→ Brief
Look for "this" in the listing below. Gather each line that contains it.

→ Records to use
>>>>

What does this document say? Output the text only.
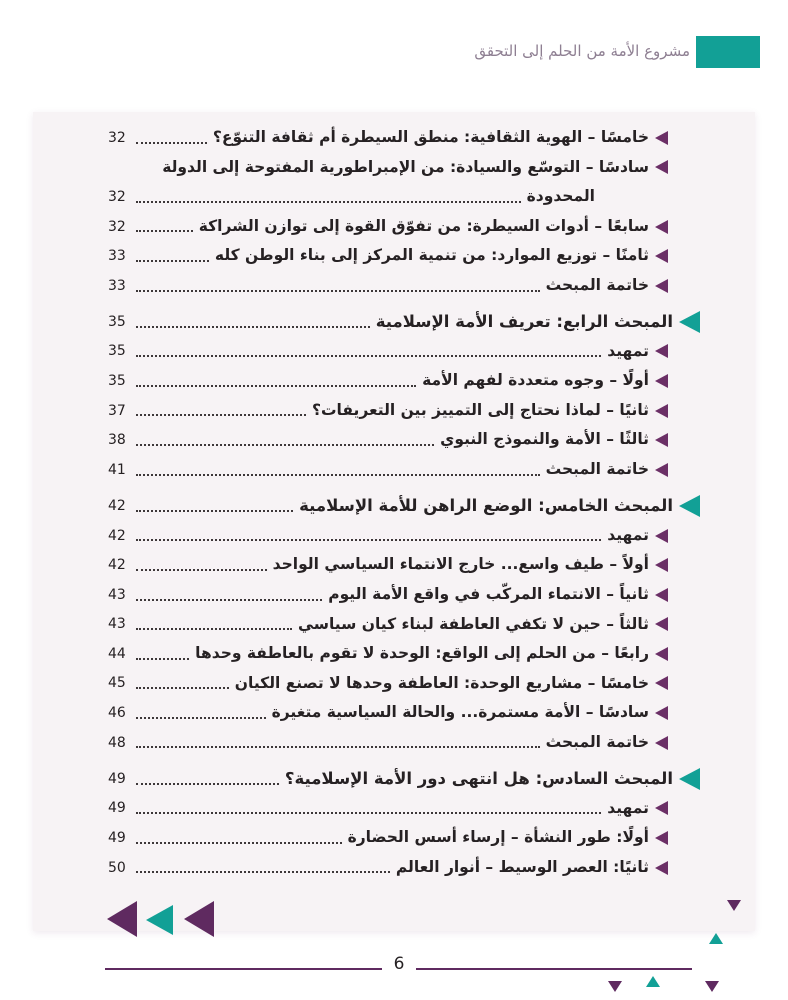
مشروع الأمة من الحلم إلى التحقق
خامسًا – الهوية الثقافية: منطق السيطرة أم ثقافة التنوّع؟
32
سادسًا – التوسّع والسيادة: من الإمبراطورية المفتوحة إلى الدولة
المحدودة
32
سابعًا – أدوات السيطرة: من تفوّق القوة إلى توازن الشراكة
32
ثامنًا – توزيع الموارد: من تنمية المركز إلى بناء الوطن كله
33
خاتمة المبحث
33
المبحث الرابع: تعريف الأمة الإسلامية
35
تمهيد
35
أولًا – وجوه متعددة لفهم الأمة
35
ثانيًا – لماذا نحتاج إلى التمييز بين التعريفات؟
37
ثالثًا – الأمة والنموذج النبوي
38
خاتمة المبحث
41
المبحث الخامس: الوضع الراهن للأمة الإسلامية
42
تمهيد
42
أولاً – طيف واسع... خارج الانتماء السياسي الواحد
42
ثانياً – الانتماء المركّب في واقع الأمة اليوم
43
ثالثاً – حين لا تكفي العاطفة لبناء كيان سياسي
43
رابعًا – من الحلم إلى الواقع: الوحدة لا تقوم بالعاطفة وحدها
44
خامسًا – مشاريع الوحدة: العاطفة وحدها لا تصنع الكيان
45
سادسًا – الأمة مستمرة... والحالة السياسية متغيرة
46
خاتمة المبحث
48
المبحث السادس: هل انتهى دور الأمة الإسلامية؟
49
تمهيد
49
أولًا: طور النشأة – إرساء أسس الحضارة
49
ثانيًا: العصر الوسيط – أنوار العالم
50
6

<<<<
>>>>

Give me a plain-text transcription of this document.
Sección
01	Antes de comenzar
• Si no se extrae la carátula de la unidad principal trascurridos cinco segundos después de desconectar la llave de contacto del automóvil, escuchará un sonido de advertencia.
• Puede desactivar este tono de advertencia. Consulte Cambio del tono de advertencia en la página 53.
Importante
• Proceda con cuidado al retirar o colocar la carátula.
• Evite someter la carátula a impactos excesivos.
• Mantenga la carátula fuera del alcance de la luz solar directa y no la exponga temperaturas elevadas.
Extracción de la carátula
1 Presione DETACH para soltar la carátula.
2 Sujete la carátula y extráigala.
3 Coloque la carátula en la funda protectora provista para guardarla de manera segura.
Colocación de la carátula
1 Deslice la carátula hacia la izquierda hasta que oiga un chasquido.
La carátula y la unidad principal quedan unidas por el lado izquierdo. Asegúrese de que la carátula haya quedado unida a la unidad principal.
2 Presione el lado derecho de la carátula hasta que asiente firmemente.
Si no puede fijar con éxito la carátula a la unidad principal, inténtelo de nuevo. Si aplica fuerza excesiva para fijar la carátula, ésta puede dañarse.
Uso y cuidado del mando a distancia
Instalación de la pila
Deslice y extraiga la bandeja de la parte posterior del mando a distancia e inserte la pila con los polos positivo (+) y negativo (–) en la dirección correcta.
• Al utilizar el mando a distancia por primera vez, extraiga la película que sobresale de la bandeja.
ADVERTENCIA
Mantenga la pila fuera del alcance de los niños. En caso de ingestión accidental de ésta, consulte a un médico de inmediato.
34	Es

<<<<

→ Solution
What does this document say? Output the text only.
Give me a plain-text transcription of this document.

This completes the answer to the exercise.